DIRECTIONS | Continue the guide on ecommerce site speed from its final sentence.

DOCUMENT EXTRACT |
--------------------

Here are the key differences between different hosting plans in terms of speed:

  • Shared Hosting — Here, your website is stored on a server along with several other websites. While this makes the pricing inexpensive, it’s also slow because all server resources (RAM, CPU) are shared with other users. Naturally, this affects site speed, leading to negative consequences for larger online stores that need greater processing power.
  • VPS Hosting — Standing for Virtual Private Server, VPS hosting is similar to shared hosting. The only difference is that multiple ecommerce websites hosted on a single server are supported by a virtual barrier that makes all server resources ring-fenced. This way, no other server user can use your resources and leave you high and dry, plus you also get more freedom over the admin of the server. 
  • Dedicated Hosting — Here, you can rent the whole server to run your site, plus get full admin and root control. This includes picking the operating system and security settings to optimize technical server site speed. Keeping this in mind, having a dedicated plan is ideal for large websites and businesses with dedicated IT teams.

Don’t slack when it comes to choosing your web hosting provider. It’s one area you don’t have under your control, so it’s better to avoid blindly prioritizing cost over performance if you don’t want lower returns over the long term.

Leverage Staging Sites to Track Performance Issues

When you make changes to a live ecommerce store, it can cause problems. For instance, your shopper may lose their order or your site may go down during an advertised event.

Luckily, you can use a staging site to experiment. Apply performance optimization tips, install new plugins or themes, or make any other changes you want without worrying about how they affect your live store.

What is a staging website? It’s essentially a clone of your live website that allows you to test changes before making them live. Many WordPress hosting companies offer a one-click staging site setup. Use the feature to try changes and track page load speed and performance.

Reduce External HTTP Requests and Database Requests

We’ll first discuss HTTP requests and then database requests.

Any standard ecommerce page has several elements—images, videos, CSS and JavaScript files, and the likes. Users generally have to load these components separately by making an HTTP request to your server. 

The higher the number of HTTP requests, the longer your page loading times.

--------------------

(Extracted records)

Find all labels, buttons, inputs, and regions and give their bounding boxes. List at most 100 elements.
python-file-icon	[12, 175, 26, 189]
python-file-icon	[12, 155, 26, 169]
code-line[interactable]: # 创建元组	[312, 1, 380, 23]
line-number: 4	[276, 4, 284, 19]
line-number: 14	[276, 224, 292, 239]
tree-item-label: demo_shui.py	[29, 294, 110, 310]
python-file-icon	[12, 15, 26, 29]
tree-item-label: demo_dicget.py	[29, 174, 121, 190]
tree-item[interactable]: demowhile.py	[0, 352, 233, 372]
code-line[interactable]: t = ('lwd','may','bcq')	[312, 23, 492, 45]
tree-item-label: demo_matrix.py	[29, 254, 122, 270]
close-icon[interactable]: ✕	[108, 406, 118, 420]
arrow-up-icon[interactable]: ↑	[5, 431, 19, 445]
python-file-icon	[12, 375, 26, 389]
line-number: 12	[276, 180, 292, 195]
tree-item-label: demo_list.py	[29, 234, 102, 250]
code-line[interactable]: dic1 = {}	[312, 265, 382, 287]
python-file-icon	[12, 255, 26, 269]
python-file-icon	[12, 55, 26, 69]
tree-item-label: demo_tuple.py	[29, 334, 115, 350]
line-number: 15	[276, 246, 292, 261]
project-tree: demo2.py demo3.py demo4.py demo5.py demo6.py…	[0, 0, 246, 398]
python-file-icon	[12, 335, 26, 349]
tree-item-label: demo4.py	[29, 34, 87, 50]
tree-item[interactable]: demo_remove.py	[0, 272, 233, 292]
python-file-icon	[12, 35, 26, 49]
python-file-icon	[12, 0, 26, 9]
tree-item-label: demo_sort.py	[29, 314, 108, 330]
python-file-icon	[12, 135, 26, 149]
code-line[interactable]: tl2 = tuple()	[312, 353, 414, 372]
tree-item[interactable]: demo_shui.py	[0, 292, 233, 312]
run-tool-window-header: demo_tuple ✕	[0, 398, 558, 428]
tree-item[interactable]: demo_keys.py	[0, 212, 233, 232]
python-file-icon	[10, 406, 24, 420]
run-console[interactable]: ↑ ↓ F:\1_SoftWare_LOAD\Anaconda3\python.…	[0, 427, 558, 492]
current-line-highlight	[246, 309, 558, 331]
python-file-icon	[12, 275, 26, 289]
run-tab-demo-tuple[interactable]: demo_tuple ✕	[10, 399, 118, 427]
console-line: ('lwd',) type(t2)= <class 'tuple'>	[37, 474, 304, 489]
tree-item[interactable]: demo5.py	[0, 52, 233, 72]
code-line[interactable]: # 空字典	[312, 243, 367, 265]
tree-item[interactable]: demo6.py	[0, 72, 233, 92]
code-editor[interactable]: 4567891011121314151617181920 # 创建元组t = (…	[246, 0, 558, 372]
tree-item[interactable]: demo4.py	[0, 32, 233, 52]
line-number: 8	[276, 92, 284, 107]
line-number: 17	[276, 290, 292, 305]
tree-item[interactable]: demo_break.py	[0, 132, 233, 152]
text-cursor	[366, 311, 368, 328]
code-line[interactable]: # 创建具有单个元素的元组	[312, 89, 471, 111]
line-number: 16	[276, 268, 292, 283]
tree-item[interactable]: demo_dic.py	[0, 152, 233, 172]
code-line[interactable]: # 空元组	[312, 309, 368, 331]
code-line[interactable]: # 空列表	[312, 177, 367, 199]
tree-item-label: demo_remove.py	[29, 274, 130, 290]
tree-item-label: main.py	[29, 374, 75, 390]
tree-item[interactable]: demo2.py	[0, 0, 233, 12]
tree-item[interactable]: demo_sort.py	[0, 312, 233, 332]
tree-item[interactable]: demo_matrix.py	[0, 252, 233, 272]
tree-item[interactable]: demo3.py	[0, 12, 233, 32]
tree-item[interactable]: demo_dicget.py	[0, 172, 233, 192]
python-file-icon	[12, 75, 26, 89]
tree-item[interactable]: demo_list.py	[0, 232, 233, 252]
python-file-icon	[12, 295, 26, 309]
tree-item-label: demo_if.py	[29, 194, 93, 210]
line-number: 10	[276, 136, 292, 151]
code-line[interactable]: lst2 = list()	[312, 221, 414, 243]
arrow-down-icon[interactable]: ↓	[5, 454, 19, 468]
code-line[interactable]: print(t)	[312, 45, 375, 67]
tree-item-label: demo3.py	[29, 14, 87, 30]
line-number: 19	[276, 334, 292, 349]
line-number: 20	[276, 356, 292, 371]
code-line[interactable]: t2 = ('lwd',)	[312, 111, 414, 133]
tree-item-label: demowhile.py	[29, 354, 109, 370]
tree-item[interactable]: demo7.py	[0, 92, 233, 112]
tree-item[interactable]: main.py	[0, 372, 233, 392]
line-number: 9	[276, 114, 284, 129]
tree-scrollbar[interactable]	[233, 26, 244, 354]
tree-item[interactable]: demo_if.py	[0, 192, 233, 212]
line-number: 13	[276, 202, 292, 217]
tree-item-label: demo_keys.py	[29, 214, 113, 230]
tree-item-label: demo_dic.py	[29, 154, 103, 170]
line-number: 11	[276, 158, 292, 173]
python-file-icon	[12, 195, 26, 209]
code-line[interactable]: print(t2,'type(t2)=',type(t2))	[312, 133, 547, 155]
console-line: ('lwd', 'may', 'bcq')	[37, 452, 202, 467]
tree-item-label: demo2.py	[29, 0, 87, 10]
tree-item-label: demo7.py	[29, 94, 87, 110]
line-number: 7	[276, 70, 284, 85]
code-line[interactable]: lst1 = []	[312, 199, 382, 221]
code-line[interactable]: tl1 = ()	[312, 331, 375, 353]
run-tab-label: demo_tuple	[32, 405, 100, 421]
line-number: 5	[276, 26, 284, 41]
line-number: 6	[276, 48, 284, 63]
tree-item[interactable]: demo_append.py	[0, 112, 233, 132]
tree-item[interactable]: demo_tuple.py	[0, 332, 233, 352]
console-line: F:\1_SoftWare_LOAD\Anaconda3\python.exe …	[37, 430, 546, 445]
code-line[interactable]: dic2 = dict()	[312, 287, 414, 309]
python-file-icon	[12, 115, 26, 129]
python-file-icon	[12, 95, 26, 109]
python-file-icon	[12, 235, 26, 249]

--------------------

WRITTEN REPLY |
Your server may also be searching these components from third-party tools and services like social media retargeting tools or Google analytics. These are known as external HTTP requests, which take even longer to complete on a typical web page load.

Here’s the thing—you can use the scripts on your WordPress website as long as they don’t affect your website performance. If they do, consider reducing them.

To view external HTTP requests, visit your website and open the Inspect tool in your browser. Then switch to the Sources > Page tab to see all external HTTP requests. 

Popular CMS like WordPress and WooCommerce use databases to store content and other settings. Even your WordPress themes and plugins make database queries to fetch and display that information.

The thing about database queries is they are super fast, with your website running hundreds of them in just milliseconds. Unfortunately, too many of these queries, especially when you’re handling a traffic spike, will slow down your website.

While you can use plugins to check the database calls, minimizing database requests isn’t exactly beginner-friendly. For instance, you may have to modify your WordPress theme to reduce database calls.

This won’t be a problem if you’re comfortable editing your WordPress theme files or debugging code. Alternatively, you can try getting a better WordPress theme and alternate plugins to reduce database calls.

Next Steps

Improving ecommerce website load time involves time and resource investment, but it’s a critical task.

After improving your website performance, work on optimizing your whole store for conversions. Start by choosing the right web host, followed by picking the necessary and functional plugins and themes. Always pay special attention to different elements that affect loading speed, especially if you want to survive in the long run.